__EXERCISE AIM__
Say how many lines contain the word "parcel". Only the number should be given.

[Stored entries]
= = =
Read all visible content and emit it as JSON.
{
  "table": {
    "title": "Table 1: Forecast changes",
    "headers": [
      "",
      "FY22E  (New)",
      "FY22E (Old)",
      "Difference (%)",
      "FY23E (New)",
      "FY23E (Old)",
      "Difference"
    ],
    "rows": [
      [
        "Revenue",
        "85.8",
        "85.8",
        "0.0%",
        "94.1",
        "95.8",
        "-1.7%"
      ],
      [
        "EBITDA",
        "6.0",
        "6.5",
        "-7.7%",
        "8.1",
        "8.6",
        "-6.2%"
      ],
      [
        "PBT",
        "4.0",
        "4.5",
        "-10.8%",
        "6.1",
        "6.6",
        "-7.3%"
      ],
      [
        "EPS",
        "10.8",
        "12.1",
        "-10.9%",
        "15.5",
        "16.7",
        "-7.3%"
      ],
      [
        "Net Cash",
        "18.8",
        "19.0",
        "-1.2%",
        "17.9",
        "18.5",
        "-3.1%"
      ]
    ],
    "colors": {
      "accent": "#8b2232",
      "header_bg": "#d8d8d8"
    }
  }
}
= = =
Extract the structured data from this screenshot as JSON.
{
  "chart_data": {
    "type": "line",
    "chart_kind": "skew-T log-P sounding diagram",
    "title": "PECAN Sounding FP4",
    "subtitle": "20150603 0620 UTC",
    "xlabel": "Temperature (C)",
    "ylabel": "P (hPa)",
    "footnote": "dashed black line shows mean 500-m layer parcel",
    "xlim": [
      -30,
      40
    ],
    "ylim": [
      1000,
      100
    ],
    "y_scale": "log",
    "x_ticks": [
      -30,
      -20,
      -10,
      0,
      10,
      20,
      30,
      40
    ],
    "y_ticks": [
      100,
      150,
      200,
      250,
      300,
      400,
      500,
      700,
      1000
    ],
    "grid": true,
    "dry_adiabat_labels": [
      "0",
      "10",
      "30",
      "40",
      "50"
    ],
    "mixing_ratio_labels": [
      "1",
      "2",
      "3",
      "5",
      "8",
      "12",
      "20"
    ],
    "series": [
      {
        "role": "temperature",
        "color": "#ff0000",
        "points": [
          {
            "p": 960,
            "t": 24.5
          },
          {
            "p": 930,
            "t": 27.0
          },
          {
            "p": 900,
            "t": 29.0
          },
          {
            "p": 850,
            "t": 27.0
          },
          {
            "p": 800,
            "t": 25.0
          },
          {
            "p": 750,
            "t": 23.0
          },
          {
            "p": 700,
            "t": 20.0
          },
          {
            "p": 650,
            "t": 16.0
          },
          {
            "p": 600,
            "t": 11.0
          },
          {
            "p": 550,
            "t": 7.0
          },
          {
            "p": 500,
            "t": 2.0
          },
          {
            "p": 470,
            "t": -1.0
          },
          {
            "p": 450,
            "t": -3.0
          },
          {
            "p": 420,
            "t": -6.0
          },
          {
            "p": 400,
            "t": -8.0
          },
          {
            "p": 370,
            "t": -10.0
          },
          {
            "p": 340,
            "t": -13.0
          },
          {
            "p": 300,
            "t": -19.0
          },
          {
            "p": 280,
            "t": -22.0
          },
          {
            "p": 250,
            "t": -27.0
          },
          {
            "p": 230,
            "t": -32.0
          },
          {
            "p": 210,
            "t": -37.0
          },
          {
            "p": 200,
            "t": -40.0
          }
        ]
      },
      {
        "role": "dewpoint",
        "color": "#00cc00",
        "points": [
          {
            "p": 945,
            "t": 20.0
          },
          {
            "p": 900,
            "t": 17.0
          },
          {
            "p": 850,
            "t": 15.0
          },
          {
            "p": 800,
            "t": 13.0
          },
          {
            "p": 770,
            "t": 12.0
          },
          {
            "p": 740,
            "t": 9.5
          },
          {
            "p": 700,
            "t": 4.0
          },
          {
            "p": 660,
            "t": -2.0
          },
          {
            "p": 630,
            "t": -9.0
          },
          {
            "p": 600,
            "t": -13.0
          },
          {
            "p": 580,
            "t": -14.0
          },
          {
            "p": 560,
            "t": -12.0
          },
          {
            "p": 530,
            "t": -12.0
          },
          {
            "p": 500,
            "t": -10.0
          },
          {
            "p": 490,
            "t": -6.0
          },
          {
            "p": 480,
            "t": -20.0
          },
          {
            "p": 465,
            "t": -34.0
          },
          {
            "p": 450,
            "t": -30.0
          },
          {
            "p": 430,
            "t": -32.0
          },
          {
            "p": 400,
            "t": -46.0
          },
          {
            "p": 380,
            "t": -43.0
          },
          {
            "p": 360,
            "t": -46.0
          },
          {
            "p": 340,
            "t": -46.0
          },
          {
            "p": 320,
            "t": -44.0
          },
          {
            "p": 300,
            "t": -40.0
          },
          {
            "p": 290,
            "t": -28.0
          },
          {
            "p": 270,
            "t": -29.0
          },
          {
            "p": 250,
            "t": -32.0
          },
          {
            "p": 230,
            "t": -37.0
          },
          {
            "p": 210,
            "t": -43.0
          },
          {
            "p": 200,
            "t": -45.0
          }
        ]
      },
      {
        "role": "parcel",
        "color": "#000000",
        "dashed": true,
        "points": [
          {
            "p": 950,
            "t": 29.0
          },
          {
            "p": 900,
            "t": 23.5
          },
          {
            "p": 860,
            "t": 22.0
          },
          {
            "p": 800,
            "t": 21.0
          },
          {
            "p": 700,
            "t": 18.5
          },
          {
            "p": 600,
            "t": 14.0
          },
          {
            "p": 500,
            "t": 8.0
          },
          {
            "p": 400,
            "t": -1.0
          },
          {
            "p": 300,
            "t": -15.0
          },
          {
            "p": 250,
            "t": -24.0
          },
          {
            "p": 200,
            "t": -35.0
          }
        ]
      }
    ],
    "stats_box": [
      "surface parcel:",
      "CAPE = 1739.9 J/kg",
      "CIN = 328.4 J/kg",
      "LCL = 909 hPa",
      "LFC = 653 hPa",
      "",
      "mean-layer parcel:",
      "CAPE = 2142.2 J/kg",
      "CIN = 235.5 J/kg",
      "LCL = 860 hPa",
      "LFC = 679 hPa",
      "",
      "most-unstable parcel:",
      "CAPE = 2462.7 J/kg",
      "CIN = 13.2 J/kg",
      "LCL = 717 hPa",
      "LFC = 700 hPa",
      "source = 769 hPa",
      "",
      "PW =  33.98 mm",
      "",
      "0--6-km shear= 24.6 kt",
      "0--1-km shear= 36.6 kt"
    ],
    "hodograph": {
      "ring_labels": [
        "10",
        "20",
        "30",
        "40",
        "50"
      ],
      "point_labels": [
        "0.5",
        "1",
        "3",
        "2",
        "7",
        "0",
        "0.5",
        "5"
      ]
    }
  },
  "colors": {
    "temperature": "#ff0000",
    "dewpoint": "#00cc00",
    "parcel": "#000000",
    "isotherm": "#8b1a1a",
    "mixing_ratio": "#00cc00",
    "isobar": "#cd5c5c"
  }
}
= = =
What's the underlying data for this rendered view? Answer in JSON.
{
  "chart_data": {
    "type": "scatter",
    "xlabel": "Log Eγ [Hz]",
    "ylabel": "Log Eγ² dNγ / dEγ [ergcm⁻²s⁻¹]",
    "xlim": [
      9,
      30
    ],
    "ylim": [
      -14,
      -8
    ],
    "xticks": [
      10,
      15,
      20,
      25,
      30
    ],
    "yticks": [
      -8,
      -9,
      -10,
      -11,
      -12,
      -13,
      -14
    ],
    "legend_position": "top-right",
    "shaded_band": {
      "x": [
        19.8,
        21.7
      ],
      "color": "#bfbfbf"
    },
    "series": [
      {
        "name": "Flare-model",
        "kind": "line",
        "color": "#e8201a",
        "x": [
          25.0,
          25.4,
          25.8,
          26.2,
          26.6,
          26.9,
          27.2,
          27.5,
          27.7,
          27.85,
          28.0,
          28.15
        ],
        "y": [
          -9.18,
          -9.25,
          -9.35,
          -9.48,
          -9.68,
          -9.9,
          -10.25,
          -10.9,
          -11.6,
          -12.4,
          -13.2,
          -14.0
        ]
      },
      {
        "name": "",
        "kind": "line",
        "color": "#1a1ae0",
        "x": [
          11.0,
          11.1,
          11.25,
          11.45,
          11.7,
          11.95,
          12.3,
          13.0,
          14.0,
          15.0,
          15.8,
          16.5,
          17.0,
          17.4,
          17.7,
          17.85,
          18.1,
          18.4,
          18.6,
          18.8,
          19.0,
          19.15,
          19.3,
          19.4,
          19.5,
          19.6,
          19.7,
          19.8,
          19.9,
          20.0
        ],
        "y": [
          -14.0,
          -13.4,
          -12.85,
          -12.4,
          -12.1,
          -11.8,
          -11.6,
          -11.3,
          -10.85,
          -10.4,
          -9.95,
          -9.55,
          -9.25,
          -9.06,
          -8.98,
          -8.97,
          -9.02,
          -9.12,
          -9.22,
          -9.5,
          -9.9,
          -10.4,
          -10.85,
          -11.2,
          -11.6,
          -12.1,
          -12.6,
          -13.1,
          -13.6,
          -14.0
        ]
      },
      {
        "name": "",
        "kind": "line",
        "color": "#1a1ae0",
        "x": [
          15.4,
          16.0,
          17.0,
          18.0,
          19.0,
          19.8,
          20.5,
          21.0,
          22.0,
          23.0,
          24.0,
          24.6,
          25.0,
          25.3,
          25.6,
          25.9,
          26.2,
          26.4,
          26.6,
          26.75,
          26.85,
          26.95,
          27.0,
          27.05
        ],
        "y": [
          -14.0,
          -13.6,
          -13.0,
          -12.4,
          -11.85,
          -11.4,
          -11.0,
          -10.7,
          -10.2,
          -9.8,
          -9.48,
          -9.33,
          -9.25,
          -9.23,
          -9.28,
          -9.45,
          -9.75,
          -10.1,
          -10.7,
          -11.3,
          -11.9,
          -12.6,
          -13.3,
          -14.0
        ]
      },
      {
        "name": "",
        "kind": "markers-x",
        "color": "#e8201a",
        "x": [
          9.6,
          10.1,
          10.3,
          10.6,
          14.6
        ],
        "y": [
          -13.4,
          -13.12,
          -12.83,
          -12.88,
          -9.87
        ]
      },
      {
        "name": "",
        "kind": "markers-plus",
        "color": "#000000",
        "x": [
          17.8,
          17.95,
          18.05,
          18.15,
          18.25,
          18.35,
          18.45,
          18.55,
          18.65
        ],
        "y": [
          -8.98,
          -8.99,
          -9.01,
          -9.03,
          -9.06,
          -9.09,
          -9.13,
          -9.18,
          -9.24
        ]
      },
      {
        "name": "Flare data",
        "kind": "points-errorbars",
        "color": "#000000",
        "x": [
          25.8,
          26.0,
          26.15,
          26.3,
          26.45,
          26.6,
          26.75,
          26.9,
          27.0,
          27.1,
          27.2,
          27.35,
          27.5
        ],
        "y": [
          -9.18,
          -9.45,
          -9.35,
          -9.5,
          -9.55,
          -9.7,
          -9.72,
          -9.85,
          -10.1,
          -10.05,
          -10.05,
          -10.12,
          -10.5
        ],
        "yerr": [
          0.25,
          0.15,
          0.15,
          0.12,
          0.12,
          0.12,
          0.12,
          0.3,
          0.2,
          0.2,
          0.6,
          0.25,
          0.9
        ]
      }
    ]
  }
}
= = =
__EXERCISE OUTPUT__
6